### RECORDS FOR PROCESSING:
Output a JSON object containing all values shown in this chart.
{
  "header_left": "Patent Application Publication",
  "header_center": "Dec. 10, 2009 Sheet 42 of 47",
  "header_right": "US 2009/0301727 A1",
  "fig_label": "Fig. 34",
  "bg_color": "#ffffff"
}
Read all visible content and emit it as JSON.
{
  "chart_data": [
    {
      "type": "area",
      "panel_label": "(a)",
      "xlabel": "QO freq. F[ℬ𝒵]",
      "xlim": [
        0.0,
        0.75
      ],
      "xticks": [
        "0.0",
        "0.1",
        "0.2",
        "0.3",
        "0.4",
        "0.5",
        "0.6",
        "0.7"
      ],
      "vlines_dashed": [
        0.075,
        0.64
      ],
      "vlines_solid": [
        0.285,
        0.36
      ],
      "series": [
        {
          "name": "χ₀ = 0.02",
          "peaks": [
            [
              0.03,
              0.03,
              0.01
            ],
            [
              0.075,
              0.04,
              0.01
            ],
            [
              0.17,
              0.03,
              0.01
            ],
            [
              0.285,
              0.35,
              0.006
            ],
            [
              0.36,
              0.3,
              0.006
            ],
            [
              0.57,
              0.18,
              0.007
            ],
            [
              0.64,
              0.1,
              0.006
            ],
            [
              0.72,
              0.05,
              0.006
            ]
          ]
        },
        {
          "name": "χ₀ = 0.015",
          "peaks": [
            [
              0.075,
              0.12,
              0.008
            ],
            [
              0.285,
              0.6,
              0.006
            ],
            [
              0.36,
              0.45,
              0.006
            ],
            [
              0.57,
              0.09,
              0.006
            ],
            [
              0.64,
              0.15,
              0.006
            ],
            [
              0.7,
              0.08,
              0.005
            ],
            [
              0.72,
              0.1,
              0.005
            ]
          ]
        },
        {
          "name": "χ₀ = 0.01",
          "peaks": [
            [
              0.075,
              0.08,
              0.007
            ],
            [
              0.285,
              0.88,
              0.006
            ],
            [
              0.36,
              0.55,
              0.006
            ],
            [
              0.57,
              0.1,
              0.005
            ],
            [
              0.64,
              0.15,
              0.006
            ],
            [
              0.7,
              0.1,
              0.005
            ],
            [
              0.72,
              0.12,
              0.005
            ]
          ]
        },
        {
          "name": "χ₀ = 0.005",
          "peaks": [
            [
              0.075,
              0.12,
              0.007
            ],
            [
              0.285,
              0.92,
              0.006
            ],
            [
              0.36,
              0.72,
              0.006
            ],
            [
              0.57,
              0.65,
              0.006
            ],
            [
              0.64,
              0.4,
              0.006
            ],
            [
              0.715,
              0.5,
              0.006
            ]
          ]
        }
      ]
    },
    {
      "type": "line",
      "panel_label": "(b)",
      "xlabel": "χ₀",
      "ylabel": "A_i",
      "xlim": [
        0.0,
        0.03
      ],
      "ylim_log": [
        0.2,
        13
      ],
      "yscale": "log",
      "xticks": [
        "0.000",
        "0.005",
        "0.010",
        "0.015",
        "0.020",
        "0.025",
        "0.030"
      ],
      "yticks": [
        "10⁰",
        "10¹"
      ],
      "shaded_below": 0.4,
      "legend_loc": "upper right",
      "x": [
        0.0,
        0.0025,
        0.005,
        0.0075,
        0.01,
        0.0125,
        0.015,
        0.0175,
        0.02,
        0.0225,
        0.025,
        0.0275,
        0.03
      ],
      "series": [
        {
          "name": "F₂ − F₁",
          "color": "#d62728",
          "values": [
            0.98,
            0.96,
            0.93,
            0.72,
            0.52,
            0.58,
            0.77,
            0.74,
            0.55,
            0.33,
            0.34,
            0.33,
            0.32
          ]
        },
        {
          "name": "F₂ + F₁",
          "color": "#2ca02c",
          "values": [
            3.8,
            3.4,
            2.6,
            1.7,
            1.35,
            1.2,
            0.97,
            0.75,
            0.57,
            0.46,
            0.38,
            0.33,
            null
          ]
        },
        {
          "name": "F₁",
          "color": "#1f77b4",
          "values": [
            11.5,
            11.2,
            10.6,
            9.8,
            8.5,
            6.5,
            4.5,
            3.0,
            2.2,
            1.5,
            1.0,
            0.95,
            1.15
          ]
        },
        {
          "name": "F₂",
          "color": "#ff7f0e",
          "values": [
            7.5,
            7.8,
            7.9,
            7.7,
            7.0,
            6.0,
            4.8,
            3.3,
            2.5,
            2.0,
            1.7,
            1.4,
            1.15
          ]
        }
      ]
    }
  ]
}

### EXERCISE GOAL:
Write out the full listing exactly as given.

### COMPLETE RESPONSE:
Output a JSON object containing all values shown in this chart.
{
  "header_left": "Patent Application Publication",
  "header_center": "Dec. 10, 2009 Sheet 42 of 47",
  "header_right": "US 2009/0301727 A1",
  "fig_label": "Fig. 34",
  "bg_color": "#ffffff"
}
Read all visible content and emit it as JSON.
{
  "chart_data": [
    {
      "type": "area",
      "panel_label": "(a)",
      "xlabel": "QO freq. F[ℬ𝒵]",
      "xlim": [
        0.0,
        0.75
      ],
      "xticks": [
        "0.0",
        "0.1",
        "0.2",
        "0.3",
        "0.4",
        "0.5",
        "0.6",
        "0.7"
      ],
      "vlines_dashed": [
        0.075,
        0.64
      ],
      "vlines_solid": [
        0.285,
        0.36
      ],
      "series": [
        {
          "name": "χ₀ = 0.02",
          "peaks": [
            [
              0.03,
              0.03,
              0.01
            ],
            [
              0.075,
              0.04,
              0.01
            ],
            [
              0.17,
              0.03,
              0.01
            ],
            [
              0.285,
              0.35,
              0.006
            ],
            [
              0.36,
              0.3,
              0.006
            ],
            [
              0.57,
              0.18,
              0.007
            ],
            [
              0.64,
              0.1,
              0.006
            ],
            [
              0.72,
              0.05,
              0.006
            ]
          ]
        },
        {
          "name": "χ₀ = 0.015",
          "peaks": [
            [
              0.075,
              0.12,
              0.008
            ],
            [
              0.285,
              0.6,
              0.006
            ],
            [
              0.36,
              0.45,
              0.006
            ],
            [
              0.57,
              0.09,
              0.006
            ],
            [
              0.64,
              0.15,
              0.006
            ],
            [
              0.7,
              0.08,
              0.005
            ],
            [
              0.72,
              0.1,
              0.005
            ]
          ]
        },
        {
          "name": "χ₀ = 0.01",
          "peaks": [
            [
              0.075,
              0.08,
              0.007
            ],
            [
              0.285,
              0.88,
              0.006
            ],
            [
              0.36,
              0.55,
              0.006
            ],
            [
              0.57,
              0.1,
              0.005
            ],
            [
              0.64,
              0.15,
              0.006
            ],
            [
              0.7,
              0.1,
              0.005
            ],
            [
              0.72,
              0.12,
              0.005
            ]
          ]
        },
        {
          "name": "χ₀ = 0.005",
          "peaks": [
            [
              0.075,
              0.12,
              0.007
            ],
            [
              0.285,
              0.92,
              0.006
            ],
            [
              0.36,
              0.72,
              0.006
            ],
            [
              0.57,
              0.65,
              0.006
            ],
            [
              0.64,
              0.4,
              0.006
            ],
            [
              0.715,
              0.5,
              0.006
            ]
          ]
        }
      ]
    },
    {
      "type": "line",
      "panel_label": "(b)",
      "xlabel": "χ₀",
      "ylabel": "A_i",
      "xlim": [
        0.0,
        0.03
      ],
      "ylim_log": [
        0.2,
        13
      ],
      "yscale": "log",
      "xticks": [
        "0.000",
        "0.005",
        "0.010",
        "0.015",
        "0.020",
        "0.025",
        "0.030"
      ],
      "yticks": [
        "10⁰",
        "10¹"
      ],
      "shaded_below": 0.4,
      "legend_loc": "upper right",
      "x": [
        0.0,
        0.0025,
        0.005,
        0.0075,
        0.01,
        0.0125,
        0.015,
        0.0175,
        0.02,
        0.0225,
        0.025,
        0.0275,
        0.03
      ],
      "series": [
        {
          "name": "F₂ − F₁",
          "color": "#d62728",
          "values": [
            0.98,
            0.96,
            0.93,
            0.72,
            0.52,
            0.58,
            0.77,
            0.74,
            0.55,
            0.33,
            0.34,
            0.33,
            0.32
          ]
        },
        {
          "name": "F₂ + F₁",
          "color": "#2ca02c",
          "values": [
            3.8,
            3.4,
            2.6,
            1.7,
            1.35,
            1.2,
            0.97,
            0.75,
            0.57,
            0.46,
            0.38,
            0.33,
            null
          ]
        },
        {
          "name": "F₁",
          "color": "#1f77b4",
          "values": [
            11.5,
            11.2,
            10.6,
            9.8,
            8.5,
            6.5,
            4.5,
            3.0,
            2.2,
            1.5,
            1.0,
            0.95,
            1.15
          ]
        },
        {
          "name": "F₂",
          "color": "#ff7f0e",
          "values": [
            7.5,
            7.8,
            7.9,
            7.7,
            7.0,
            6.0,
            4.8,
            3.3,
            2.5,
            2.0,
            1.7,
            1.4,
            1.15
          ]
        }
      ]
    }
  ]
}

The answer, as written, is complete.